→ REQUEST
Return all entries precisely as they stand, without the images.

→ Saved entries
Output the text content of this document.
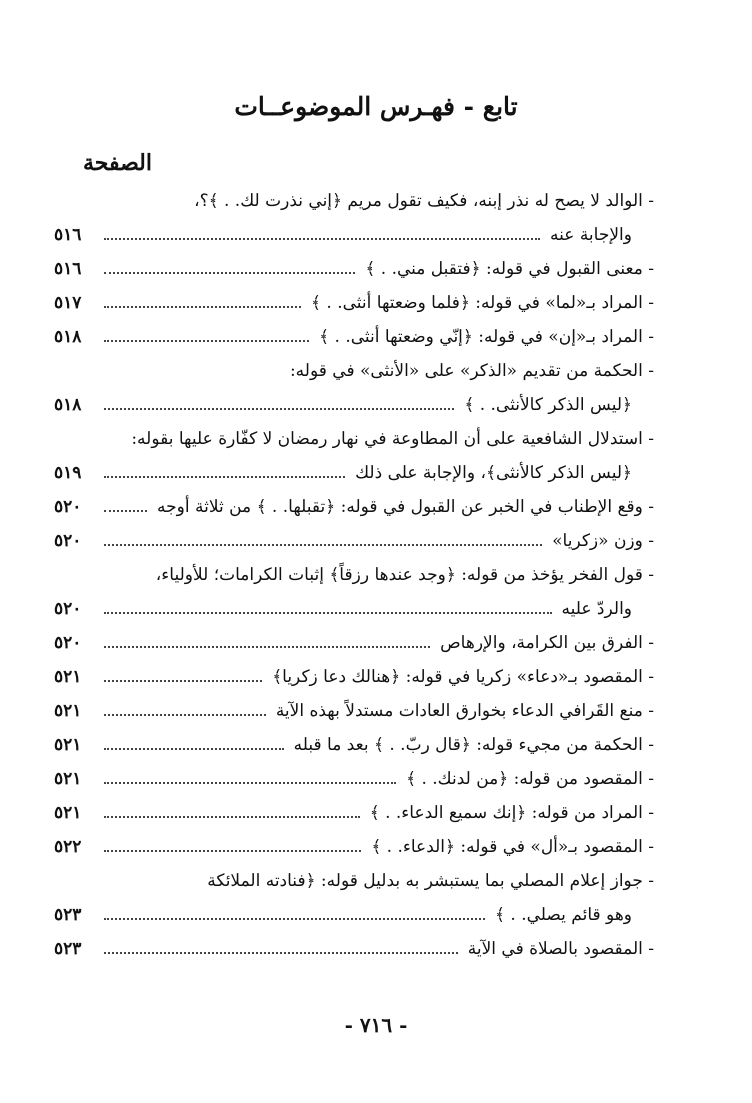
تابع - فهـرس الموضوعــات
الصفحة
- الوالد لا يصح له نذر إبنه، فكيف تقول مريم ﴿إني نذرت لك. . ﴾؟،
والإجابة عنه
٥١٦
- معنى القبول في قوله: ﴿فتقبل مني. . ﴾
٥١٦
- المراد بـ«لما» في قوله: ﴿فلما وضعتها أنثى. . ﴾
٥١٧
- المراد بـ«إن» في قوله: ﴿إنّي وضعتها أنثى. . ﴾
٥١٨
- الحكمة من تقديم «الذكر» على «الأنثى» في قوله:
﴿ليس الذكر كالأنثى. . ﴾
٥١٨
- استدلال الشافعية على أن المطاوعة في نهار رمضان لا كفّارة عليها بقوله:
﴿ليس الذكر كالأنثى﴾، والإجابة على ذلك
٥١٩
- وقع الإطناب في الخبر عن القبول في قوله: ﴿تقبلها. . ﴾ من ثلاثة أوجه
٥٢٠
- وزن «زكريا»
٥٢٠
- قول الفخر يؤخذ من قوله: ﴿وجد عندها رزقاً﴾ إثبات الكرامات؛ للأولياء،
والردّ عليه
٥٢٠
- الفرق بين الكرامة، والإرهاص
٥٢٠
- المقصود بـ«دعاء» زكريا في قوله: ﴿هنالك دعا زكريا﴾
٥٢١
- منع القَرافي الدعاء بخوارق العادات مستدلاً بهذه الآية
٥٢١
- الحكمة من مجيء قوله: ﴿قال ربّ. . ﴾ بعد ما قبله
٥٢١
- المقصود من قوله: ﴿من لدنك. . ﴾
٥٢١
- المراد من قوله: ﴿إنك سميع الدعاء. . ﴾
٥٢١
- المقصود بـ«أل» في قوله: ﴿الدعاء. . ﴾
٥٢٢
- جواز إعلام المصلي بما يستبشر به بدليل قوله: ﴿فنادته الملائكة
وهو قائم يصلي. . ﴾
٥٢٣
- المقصود بالصلاة في الآية
٥٢٣
- ٧١٦ -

→ COMPLETED EXERCISE
Output the text content of this document.
تابع - فهـرس الموضوعــات
الصفحة
- الوالد لا يصح له نذر إبنه، فكيف تقول مريم ﴿إني نذرت لك. . ﴾؟،
والإجابة عنه
٥١٦
- معنى القبول في قوله: ﴿فتقبل مني. . ﴾
٥١٦
- المراد بـ«لما» في قوله: ﴿فلما وضعتها أنثى. . ﴾
٥١٧
- المراد بـ«إن» في قوله: ﴿إنّي وضعتها أنثى. . ﴾
٥١٨
- الحكمة من تقديم «الذكر» على «الأنثى» في قوله:
﴿ليس الذكر كالأنثى. . ﴾
٥١٨
- استدلال الشافعية على أن المطاوعة في نهار رمضان لا كفّارة عليها بقوله:
﴿ليس الذكر كالأنثى﴾، والإجابة على ذلك
٥١٩
- وقع الإطناب في الخبر عن القبول في قوله: ﴿تقبلها. . ﴾ من ثلاثة أوجه
٥٢٠
- وزن «زكريا»
٥٢٠
- قول الفخر يؤخذ من قوله: ﴿وجد عندها رزقاً﴾ إثبات الكرامات؛ للأولياء،
والردّ عليه
٥٢٠
- الفرق بين الكرامة، والإرهاص
٥٢٠
- المقصود بـ«دعاء» زكريا في قوله: ﴿هنالك دعا زكريا﴾
٥٢١
- منع القَرافي الدعاء بخوارق العادات مستدلاً بهذه الآية
٥٢١
- الحكمة من مجيء قوله: ﴿قال ربّ. . ﴾ بعد ما قبله
٥٢١
- المقصود من قوله: ﴿من لدنك. . ﴾
٥٢١
- المراد من قوله: ﴿إنك سميع الدعاء. . ﴾
٥٢١
- المقصود بـ«أل» في قوله: ﴿الدعاء. . ﴾
٥٢٢
- جواز إعلام المصلي بما يستبشر به بدليل قوله: ﴿فنادته الملائكة
وهو قائم يصلي. . ﴾
٥٢٣
- المقصود بالصلاة في الآية
٥٢٣
- ٧١٦ -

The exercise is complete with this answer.